## Instructions for the task:
Work out how many lines of the records contain "安贫乐道". Answer with the number and nothing else.

## The records:
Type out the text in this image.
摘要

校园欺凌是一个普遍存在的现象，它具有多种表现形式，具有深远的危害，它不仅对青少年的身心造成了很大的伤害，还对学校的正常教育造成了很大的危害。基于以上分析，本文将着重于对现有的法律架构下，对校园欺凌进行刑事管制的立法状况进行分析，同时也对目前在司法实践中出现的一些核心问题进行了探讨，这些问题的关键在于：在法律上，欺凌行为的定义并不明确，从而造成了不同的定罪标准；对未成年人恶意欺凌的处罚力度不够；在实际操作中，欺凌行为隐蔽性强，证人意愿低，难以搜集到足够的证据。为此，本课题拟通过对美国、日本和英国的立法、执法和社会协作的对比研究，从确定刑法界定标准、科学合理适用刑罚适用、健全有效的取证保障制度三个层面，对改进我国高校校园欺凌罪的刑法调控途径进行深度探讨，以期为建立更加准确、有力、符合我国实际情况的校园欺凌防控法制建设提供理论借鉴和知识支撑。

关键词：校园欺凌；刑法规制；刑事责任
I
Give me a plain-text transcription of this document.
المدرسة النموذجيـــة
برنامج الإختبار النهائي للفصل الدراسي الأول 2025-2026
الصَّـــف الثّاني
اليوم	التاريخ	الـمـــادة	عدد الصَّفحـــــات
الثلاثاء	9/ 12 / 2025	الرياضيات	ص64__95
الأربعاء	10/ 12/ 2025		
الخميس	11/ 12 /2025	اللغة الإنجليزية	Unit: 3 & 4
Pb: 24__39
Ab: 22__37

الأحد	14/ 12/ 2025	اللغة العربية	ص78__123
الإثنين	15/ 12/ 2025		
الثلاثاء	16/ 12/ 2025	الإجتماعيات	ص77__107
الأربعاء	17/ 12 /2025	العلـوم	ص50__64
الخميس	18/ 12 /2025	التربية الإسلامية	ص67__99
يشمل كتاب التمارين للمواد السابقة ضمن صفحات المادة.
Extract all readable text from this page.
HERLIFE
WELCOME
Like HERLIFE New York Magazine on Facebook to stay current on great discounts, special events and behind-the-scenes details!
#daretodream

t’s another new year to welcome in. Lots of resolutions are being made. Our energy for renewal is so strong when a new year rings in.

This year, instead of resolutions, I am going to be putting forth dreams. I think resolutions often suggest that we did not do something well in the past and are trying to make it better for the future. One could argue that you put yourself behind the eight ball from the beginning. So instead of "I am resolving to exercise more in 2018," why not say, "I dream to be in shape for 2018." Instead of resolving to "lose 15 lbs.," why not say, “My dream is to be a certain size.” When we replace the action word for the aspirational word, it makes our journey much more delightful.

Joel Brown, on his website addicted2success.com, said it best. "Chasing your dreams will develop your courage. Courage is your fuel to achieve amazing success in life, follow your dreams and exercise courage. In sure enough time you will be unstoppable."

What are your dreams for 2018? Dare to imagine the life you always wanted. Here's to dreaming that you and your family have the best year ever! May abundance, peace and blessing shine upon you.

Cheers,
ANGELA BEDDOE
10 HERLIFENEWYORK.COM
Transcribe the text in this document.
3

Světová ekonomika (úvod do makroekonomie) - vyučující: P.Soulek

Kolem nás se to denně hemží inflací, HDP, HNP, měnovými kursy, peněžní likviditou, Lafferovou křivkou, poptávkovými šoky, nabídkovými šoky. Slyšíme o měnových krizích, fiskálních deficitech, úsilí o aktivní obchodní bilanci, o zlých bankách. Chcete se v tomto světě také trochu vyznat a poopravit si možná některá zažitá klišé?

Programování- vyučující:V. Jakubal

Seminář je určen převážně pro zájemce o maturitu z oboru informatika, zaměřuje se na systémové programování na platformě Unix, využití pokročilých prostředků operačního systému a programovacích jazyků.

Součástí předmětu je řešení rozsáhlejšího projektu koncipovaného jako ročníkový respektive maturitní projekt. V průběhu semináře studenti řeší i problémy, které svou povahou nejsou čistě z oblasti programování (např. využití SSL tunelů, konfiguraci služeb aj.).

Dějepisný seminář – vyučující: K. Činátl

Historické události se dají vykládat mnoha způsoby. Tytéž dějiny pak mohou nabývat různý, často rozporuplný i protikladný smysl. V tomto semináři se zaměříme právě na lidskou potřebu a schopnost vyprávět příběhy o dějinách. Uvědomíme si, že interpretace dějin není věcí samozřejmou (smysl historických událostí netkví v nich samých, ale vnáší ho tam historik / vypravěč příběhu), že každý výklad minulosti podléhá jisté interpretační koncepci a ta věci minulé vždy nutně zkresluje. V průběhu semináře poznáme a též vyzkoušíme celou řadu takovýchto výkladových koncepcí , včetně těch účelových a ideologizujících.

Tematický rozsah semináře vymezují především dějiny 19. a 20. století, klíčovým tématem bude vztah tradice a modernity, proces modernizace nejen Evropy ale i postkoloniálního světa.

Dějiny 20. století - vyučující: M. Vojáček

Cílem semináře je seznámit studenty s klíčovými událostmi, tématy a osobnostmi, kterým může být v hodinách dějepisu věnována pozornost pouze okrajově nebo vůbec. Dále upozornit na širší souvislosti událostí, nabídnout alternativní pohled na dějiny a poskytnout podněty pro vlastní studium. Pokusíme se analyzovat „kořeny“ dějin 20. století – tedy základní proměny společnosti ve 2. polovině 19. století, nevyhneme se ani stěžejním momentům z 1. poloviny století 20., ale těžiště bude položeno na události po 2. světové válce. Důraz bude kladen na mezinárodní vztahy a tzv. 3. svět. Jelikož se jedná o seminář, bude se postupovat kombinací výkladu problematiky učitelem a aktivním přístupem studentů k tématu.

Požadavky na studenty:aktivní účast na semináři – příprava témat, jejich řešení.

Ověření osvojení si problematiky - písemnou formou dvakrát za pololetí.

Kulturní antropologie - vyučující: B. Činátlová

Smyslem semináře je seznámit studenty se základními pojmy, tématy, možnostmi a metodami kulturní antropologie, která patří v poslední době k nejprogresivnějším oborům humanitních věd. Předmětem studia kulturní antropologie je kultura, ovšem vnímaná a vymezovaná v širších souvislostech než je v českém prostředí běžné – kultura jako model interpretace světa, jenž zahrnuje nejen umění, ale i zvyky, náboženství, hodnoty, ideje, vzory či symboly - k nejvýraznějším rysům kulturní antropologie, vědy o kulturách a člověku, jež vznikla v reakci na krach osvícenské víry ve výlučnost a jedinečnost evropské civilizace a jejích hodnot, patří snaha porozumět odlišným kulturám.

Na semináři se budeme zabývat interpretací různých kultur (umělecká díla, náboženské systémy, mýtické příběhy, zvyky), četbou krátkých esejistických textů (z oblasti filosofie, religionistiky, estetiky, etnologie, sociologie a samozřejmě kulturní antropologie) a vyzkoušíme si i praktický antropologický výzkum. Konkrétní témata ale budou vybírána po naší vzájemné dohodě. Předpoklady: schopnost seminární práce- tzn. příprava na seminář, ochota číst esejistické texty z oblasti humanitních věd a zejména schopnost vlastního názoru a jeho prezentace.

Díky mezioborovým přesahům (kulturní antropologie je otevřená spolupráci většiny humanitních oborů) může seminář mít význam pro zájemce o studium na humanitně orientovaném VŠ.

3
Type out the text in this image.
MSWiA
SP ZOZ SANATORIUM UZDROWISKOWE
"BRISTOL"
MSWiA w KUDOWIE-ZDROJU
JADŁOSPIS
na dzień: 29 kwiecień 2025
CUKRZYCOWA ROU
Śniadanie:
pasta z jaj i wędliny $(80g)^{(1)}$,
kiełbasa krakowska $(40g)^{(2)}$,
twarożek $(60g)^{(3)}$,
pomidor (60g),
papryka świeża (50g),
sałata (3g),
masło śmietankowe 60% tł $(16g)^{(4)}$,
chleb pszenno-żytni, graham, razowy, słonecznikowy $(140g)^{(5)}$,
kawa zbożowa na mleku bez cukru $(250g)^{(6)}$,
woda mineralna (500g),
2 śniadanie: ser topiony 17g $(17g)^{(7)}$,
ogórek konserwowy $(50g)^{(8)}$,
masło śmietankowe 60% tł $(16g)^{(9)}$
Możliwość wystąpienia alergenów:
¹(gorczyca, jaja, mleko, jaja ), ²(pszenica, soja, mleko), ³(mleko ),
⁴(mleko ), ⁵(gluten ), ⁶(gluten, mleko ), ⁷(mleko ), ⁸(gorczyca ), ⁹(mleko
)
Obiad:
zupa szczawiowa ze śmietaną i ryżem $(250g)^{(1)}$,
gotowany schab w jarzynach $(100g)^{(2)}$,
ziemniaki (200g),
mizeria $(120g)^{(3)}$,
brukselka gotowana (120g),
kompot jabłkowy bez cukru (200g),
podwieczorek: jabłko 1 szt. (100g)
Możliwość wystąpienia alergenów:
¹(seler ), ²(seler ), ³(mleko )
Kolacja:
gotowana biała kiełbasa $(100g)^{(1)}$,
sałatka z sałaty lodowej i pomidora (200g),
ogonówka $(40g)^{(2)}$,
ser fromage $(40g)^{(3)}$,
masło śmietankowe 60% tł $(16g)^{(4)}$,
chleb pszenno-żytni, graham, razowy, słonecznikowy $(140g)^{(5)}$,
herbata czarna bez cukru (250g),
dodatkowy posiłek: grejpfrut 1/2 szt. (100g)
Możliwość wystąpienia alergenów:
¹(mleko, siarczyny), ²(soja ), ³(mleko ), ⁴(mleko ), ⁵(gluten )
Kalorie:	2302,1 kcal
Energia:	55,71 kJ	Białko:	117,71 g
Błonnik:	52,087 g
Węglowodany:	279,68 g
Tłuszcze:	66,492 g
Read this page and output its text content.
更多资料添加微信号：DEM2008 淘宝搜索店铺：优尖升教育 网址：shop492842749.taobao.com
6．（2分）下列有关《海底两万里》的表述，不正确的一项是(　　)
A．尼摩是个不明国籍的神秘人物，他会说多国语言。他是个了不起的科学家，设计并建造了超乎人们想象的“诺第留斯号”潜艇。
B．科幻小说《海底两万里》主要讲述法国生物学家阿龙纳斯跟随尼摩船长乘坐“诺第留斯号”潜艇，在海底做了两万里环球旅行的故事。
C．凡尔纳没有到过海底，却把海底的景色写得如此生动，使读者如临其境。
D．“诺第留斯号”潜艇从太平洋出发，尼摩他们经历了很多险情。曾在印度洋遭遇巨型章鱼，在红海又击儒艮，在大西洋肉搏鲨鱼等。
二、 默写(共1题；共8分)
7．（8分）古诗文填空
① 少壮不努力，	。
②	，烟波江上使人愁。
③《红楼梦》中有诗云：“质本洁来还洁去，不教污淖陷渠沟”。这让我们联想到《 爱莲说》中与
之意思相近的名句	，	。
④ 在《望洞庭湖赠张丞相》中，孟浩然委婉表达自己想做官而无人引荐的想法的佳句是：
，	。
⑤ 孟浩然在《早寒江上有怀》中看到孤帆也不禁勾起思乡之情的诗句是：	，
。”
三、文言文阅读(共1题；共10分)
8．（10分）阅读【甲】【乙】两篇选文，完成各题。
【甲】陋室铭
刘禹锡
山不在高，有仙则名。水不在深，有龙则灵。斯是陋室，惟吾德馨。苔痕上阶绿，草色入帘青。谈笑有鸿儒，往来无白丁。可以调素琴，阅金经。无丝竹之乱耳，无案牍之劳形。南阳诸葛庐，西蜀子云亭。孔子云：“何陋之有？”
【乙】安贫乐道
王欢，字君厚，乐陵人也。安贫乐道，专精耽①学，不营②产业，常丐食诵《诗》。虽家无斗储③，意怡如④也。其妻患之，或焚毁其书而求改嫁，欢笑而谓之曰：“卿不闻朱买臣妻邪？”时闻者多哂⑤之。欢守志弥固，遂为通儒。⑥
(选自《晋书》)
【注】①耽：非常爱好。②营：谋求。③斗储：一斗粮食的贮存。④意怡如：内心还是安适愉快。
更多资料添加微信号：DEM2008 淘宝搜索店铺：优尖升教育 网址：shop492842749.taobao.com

## Result for this exercise:
2